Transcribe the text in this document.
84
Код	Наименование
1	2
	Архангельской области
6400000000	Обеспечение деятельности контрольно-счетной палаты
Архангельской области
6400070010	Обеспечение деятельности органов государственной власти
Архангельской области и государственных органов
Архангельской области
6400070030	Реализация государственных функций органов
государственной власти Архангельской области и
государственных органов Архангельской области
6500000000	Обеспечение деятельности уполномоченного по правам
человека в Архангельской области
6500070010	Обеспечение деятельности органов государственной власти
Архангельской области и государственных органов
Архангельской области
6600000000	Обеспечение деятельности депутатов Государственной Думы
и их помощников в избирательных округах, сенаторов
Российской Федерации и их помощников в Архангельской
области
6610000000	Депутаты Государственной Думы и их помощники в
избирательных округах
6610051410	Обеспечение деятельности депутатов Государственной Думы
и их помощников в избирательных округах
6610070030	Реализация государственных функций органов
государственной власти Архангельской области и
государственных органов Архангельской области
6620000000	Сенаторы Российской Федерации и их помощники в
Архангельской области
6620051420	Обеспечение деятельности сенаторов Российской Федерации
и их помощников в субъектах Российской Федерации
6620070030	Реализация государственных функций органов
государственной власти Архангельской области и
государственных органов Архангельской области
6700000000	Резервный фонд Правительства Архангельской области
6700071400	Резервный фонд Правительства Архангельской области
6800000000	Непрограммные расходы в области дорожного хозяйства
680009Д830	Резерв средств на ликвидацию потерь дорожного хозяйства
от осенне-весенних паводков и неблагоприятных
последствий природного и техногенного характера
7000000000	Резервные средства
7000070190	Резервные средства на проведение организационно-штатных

:::::

TASK TO CARRY OUT: Return the full listing, character for character.

CORRECT RESPONSE:
Transcribe the text in this document.
84
Код	Наименование
1	2
	Архангельской области
6400000000	Обеспечение деятельности контрольно-счетной палаты
Архангельской области
6400070010	Обеспечение деятельности органов государственной власти
Архангельской области и государственных органов
Архангельской области
6400070030	Реализация государственных функций органов
государственной власти Архангельской области и
государственных органов Архангельской области
6500000000	Обеспечение деятельности уполномоченного по правам
человека в Архангельской области
6500070010	Обеспечение деятельности органов государственной власти
Архангельской области и государственных органов
Архангельской области
6600000000	Обеспечение деятельности депутатов Государственной Думы
и их помощников в избирательных округах, сенаторов
Российской Федерации и их помощников в Архангельской
области
6610000000	Депутаты Государственной Думы и их помощники в
избирательных округах
6610051410	Обеспечение деятельности депутатов Государственной Думы
и их помощников в избирательных округах
6610070030	Реализация государственных функций органов
государственной власти Архангельской области и
государственных органов Архангельской области
6620000000	Сенаторы Российской Федерации и их помощники в
Архангельской области
6620051420	Обеспечение деятельности сенаторов Российской Федерации
и их помощников в субъектах Российской Федерации
6620070030	Реализация государственных функций органов
государственной власти Архангельской области и
государственных органов Архангельской области
6700000000	Резервный фонд Правительства Архангельской области
6700071400	Резервный фонд Правительства Архангельской области
6800000000	Непрограммные расходы в области дорожного хозяйства
680009Д830	Резерв средств на ликвидацию потерь дорожного хозяйства
от осенне-весенних паводков и неблагоприятных
последствий природного и техногенного характера
7000000000	Резервные средства
7000070190	Резервные средства на проведение организационно-штатных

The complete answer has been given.